** Provided records **

* begin *

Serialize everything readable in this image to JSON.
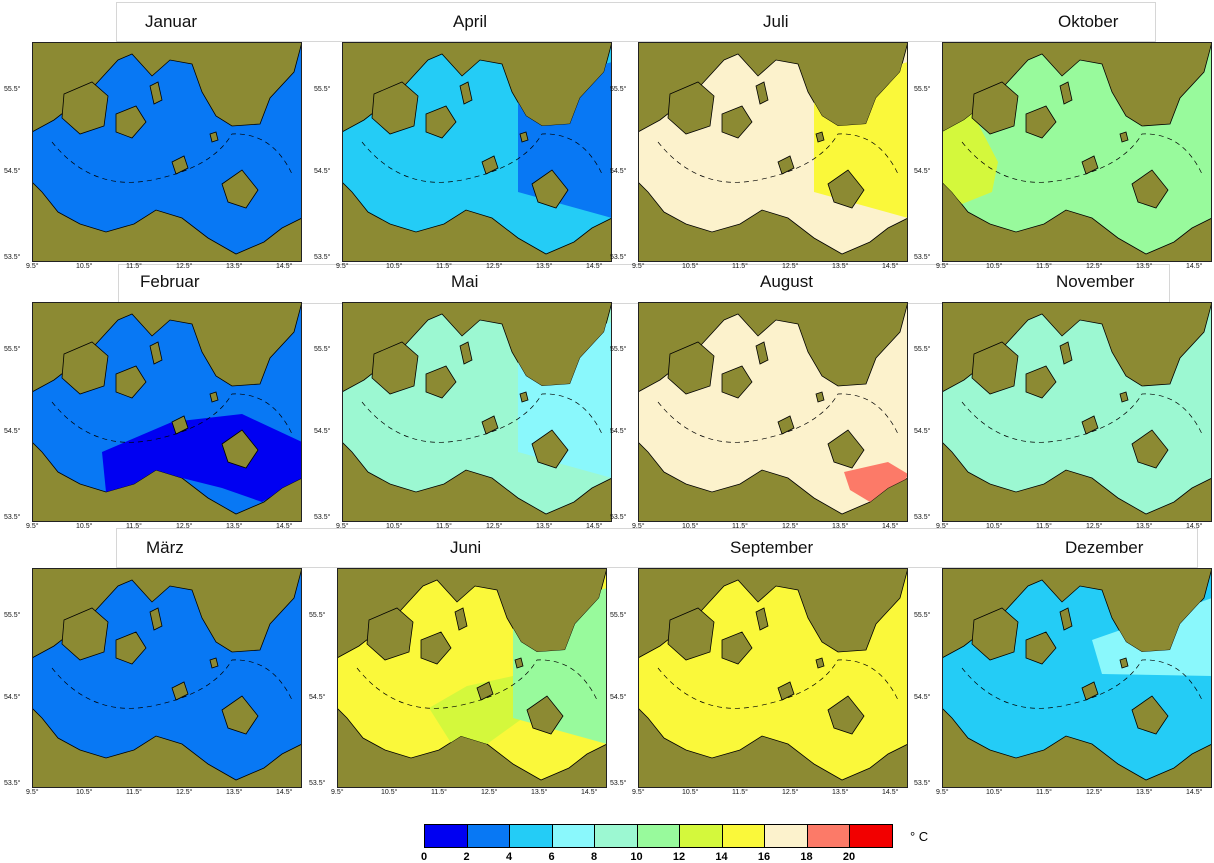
{
  "months": [
    "Januar",
    "Februar",
    "März",
    "April",
    "Mai",
    "Juni",
    "Juli",
    "August",
    "September",
    "Oktober",
    "November",
    "Dezember"
  ],
  "colors": {
    "land": "#8c8a33",
    "bins": [
      "#0000f2",
      "#0878f4",
      "#24ccf6",
      "#8af8fc",
      "#9cf8d2",
      "#98fa9c",
      "#d4f83c",
      "#faf83a",
      "#fcf2cc",
      "#fc7a68",
      "#f20000"
    ]
  },
  "legend": {
    "ticks": [
      "0",
      "2",
      "4",
      "6",
      "8",
      "10",
      "12",
      "14",
      "16",
      "18",
      "20"
    ],
    "unit": "° C"
  },
  "axes": {
    "y_ticks": [
      "55.5°",
      "54.5°",
      "53.5°"
    ],
    "x_ticks": [
      "9.5°",
      "10.5°",
      "11.5°",
      "12.5°",
      "13.5°",
      "14.5°"
    ]
  },
  "panels": [
    {
      "month": "Januar",
      "base_bin": 1,
      "zones": []
    },
    {
      "month": "Februar",
      "base_bin": 1,
      "zones": [
        {
          "bin": 0,
          "area": "southwest"
        }
      ]
    },
    {
      "month": "März",
      "base_bin": 1,
      "zones": []
    },
    {
      "month": "April",
      "base_bin": 2,
      "zones": [
        {
          "bin": 1,
          "area": "east"
        }
      ]
    },
    {
      "month": "Mai",
      "base_bin": 4,
      "zones": [
        {
          "bin": 3,
          "area": "east"
        }
      ]
    },
    {
      "month": "Juni",
      "base_bin": 7,
      "zones": [
        {
          "bin": 6,
          "area": "center"
        },
        {
          "bin": 5,
          "area": "east"
        }
      ]
    },
    {
      "month": "Juli",
      "base_bin": 8,
      "zones": [
        {
          "bin": 7,
          "area": "east"
        }
      ]
    },
    {
      "month": "August",
      "base_bin": 8,
      "zones": [
        {
          "bin": 9,
          "area": "southeast"
        }
      ]
    },
    {
      "month": "September",
      "base_bin": 7,
      "zones": []
    },
    {
      "month": "Oktober",
      "base_bin": 5,
      "zones": [
        {
          "bin": 6,
          "area": "west"
        }
      ]
    },
    {
      "month": "November",
      "base_bin": 4,
      "zones": []
    },
    {
      "month": "Dezember",
      "base_bin": 2,
      "zones": [
        {
          "bin": 3,
          "area": "northeast"
        }
      ]
    }
  ]
}
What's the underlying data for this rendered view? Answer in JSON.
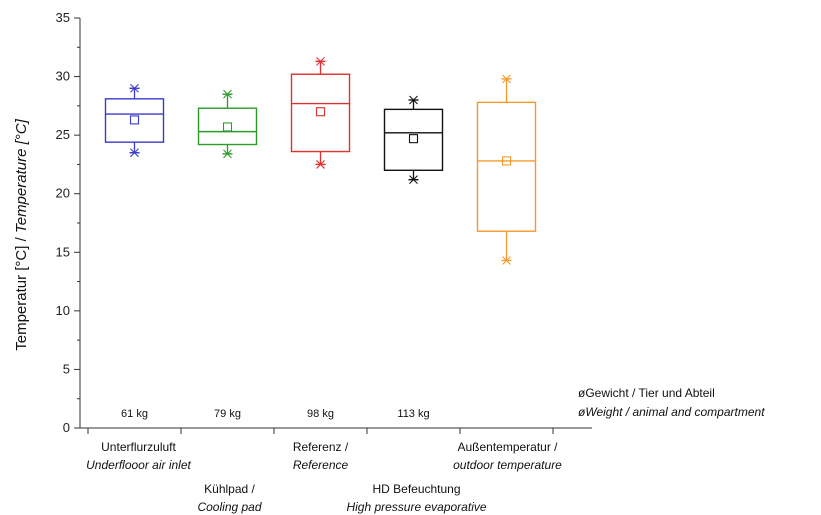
{
  "chart_data": {
    "type": "box",
    "ylabel_parts": [
      "Temperatur [°C] / ",
      "Temperature [°C]"
    ],
    "ylim": [
      0,
      35
    ],
    "yticks": [
      0,
      5,
      10,
      15,
      20,
      25,
      30,
      35
    ],
    "grid": false,
    "categories": [
      {
        "label": "Unterflurzuluft",
        "sublabel": "Underflooor air inlet",
        "color": "#3a3acc",
        "min": 23.5,
        "q1": 24.4,
        "median": 26.8,
        "q3": 28.1,
        "max": 29.0,
        "mean": 26.3,
        "weight": "61 kg"
      },
      {
        "label": "Kühlpad /",
        "sublabel": "Cooling pad",
        "color": "#2e9a2e",
        "min": 23.4,
        "q1": 24.2,
        "median": 25.3,
        "q3": 27.3,
        "max": 28.5,
        "mean": 25.7,
        "weight": "79 kg"
      },
      {
        "label": "Referenz /",
        "sublabel": "Reference",
        "color": "#e03030",
        "min": 22.5,
        "q1": 23.6,
        "median": 27.7,
        "q3": 30.2,
        "max": 31.3,
        "mean": 27.0,
        "weight": "98 kg"
      },
      {
        "label": "HD Befeuchtung",
        "sublabel": "High pressure evaporative",
        "color": "#111111",
        "min": 21.2,
        "q1": 22.0,
        "median": 25.2,
        "q3": 27.2,
        "max": 28.0,
        "mean": 24.7,
        "weight": "113 kg"
      },
      {
        "label": "Außentemperatur /",
        "sublabel": "outdoor temperature",
        "color": "#f59a2a",
        "min": 14.3,
        "q1": 16.8,
        "median": 22.8,
        "q3": 27.8,
        "max": 29.8,
        "mean": 22.8,
        "weight": ""
      }
    ],
    "annotation": {
      "title": "øGewicht / Tier und Abteil",
      "subtitle": "øWeight / animal and compartment"
    }
  }
}
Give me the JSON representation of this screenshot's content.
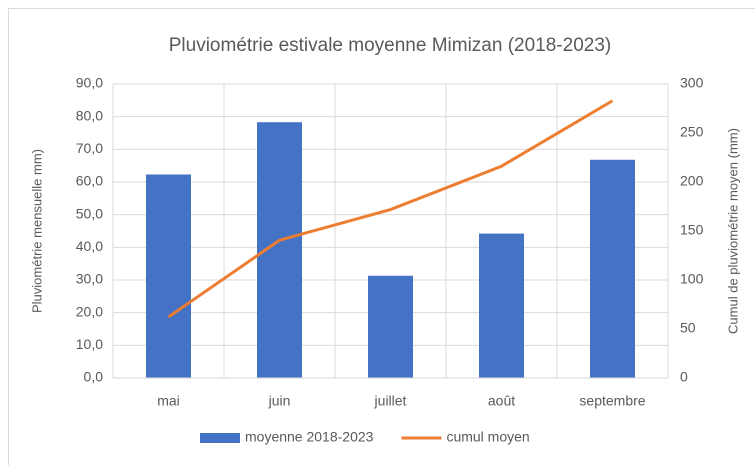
{
  "chart_data": {
    "type": "bar",
    "title": "Pluviométrie estivale moyenne Mimizan (2018-2023)",
    "ylabel": "Pluviométrie mensuelle mm)",
    "y2label": "Cumul de pluviométrie moyen (mm)",
    "categories": [
      "mai",
      "juin",
      "juillet",
      "août",
      "septembre"
    ],
    "series": [
      {
        "name": "moyenne 2018-2023",
        "color": "#4472c4",
        "values": [
          62.3,
          78.3,
          31.3,
          44.2,
          66.8
        ]
      },
      {
        "name": "cumul moyen",
        "color": "#ed7d31",
        "type": "line",
        "axis": "y2",
        "values": [
          62.3,
          140.6,
          171.9,
          216.1,
          282.9
        ]
      }
    ],
    "ylim": [
      0,
      90
    ],
    "yticks": [
      {
        "value": 0,
        "label": "0,0"
      },
      {
        "value": 10,
        "label": "10,0"
      },
      {
        "value": 20,
        "label": "20,0"
      },
      {
        "value": 30,
        "label": "30,0"
      },
      {
        "value": 40,
        "label": "40,0"
      },
      {
        "value": 50,
        "label": "50,0"
      },
      {
        "value": 60,
        "label": "60,0"
      },
      {
        "value": 70,
        "label": "70,0"
      },
      {
        "value": 80,
        "label": "80,0"
      },
      {
        "value": 90,
        "label": "90,0"
      }
    ],
    "y2lim": [
      0,
      300
    ],
    "y2ticks": [
      0,
      50,
      100,
      150,
      200,
      250,
      300
    ],
    "grid": true,
    "legend": "bottom"
  }
}
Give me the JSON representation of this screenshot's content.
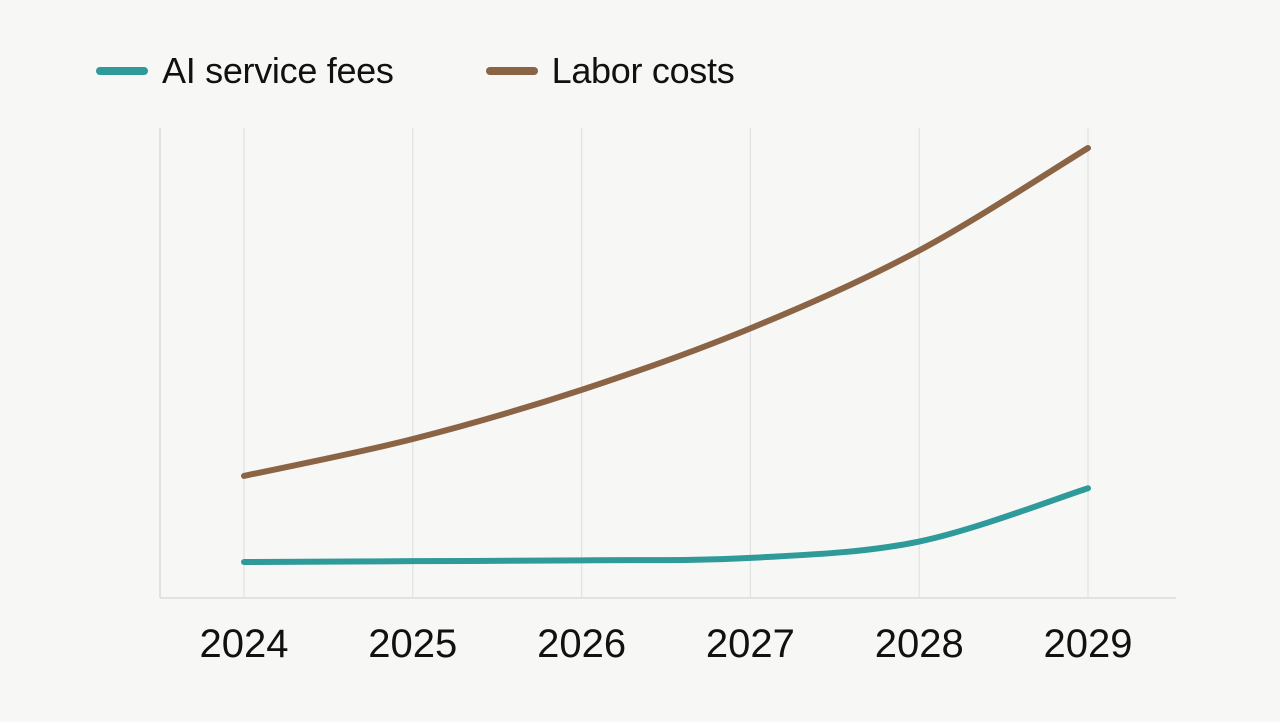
{
  "chart_data": {
    "type": "line",
    "title": "",
    "xlabel": "",
    "ylabel": "",
    "x": [
      "2024",
      "2025",
      "2026",
      "2027",
      "2028",
      "2029"
    ],
    "ylim": [
      0,
      100
    ],
    "grid": "vertical",
    "legend_position": "top-left",
    "series": [
      {
        "name": "AI service fees",
        "color": "#2e9a9a",
        "values": [
          9,
          9.2,
          9.4,
          10,
          14,
          27
        ]
      },
      {
        "name": "Labor costs",
        "color": "#8b6446",
        "values": [
          30,
          39,
          51,
          66,
          85,
          110
        ]
      }
    ]
  }
}
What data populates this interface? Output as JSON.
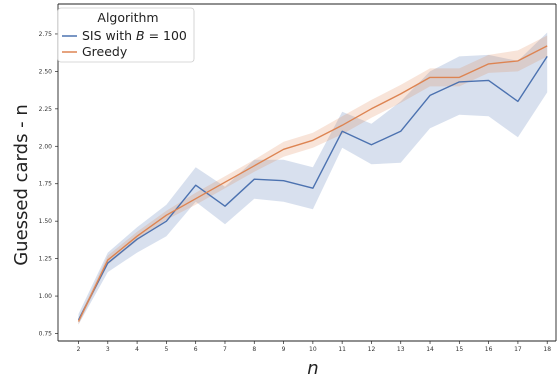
{
  "chart_data": {
    "type": "line",
    "title": "",
    "xlabel": "n",
    "ylabel": "Guessed cards - n",
    "x": [
      2,
      3,
      4,
      5,
      6,
      7,
      8,
      9,
      10,
      11,
      12,
      13,
      14,
      15,
      16,
      17,
      18
    ],
    "xlim": [
      1.3,
      18.3
    ],
    "ylim": [
      0.7,
      2.95
    ],
    "yticks": [
      0.75,
      1.0,
      1.25,
      1.5,
      1.75,
      2.0,
      2.25,
      2.5,
      2.75
    ],
    "ytick_labels": [
      "0.75",
      "1.00",
      "1.25",
      "1.50",
      "1.75",
      "2.00",
      "2.25",
      "2.50",
      "2.75"
    ],
    "xtick_labels": [
      "2",
      "3",
      "4",
      "5",
      "6",
      "7",
      "8",
      "9",
      "10",
      "11",
      "12",
      "13",
      "14",
      "15",
      "16",
      "17",
      "18"
    ],
    "grid": false,
    "legend": {
      "title": "Algorithm",
      "placement": "top-left"
    },
    "series": [
      {
        "name": "SIS with B = 100",
        "legend_prefix": "SIS with ",
        "legend_var": "B",
        "legend_suffix": " = 100",
        "color": "#4c72b0",
        "values": [
          0.84,
          1.22,
          1.38,
          1.5,
          1.74,
          1.6,
          1.78,
          1.77,
          1.72,
          2.1,
          2.01,
          2.1,
          2.34,
          2.43,
          2.44,
          2.3,
          2.6
        ],
        "lower": [
          0.81,
          1.16,
          1.29,
          1.4,
          1.63,
          1.48,
          1.65,
          1.63,
          1.58,
          1.99,
          1.88,
          1.89,
          2.12,
          2.21,
          2.2,
          2.06,
          2.36
        ],
        "upper": [
          0.88,
          1.29,
          1.46,
          1.61,
          1.86,
          1.73,
          1.91,
          1.91,
          1.86,
          2.23,
          2.15,
          2.3,
          2.5,
          2.6,
          2.61,
          2.57,
          2.76
        ]
      },
      {
        "name": "Greedy",
        "color": "#dd8452",
        "values": [
          0.83,
          1.24,
          1.4,
          1.54,
          1.65,
          1.76,
          1.87,
          1.98,
          2.04,
          2.14,
          2.25,
          2.35,
          2.46,
          2.46,
          2.55,
          2.57,
          2.67
        ],
        "lower": [
          0.81,
          1.21,
          1.37,
          1.51,
          1.61,
          1.72,
          1.83,
          1.93,
          1.99,
          2.08,
          2.19,
          2.29,
          2.4,
          2.4,
          2.49,
          2.5,
          2.6
        ],
        "upper": [
          0.85,
          1.27,
          1.43,
          1.57,
          1.69,
          1.8,
          1.91,
          2.03,
          2.09,
          2.2,
          2.31,
          2.41,
          2.52,
          2.52,
          2.61,
          2.64,
          2.74
        ]
      }
    ]
  },
  "colors": {
    "axis": "#222222",
    "background": "#ffffff",
    "legend_border": "#cccccc"
  }
}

* end *

** Problem to work on **
Find the lines holding "mean" and list every one.

** Correct output **
        "mean": 26.3,
        "mean": 25.7,
        "mean": 27.0,
        "mean": 24.7,
        "mean": 22.8,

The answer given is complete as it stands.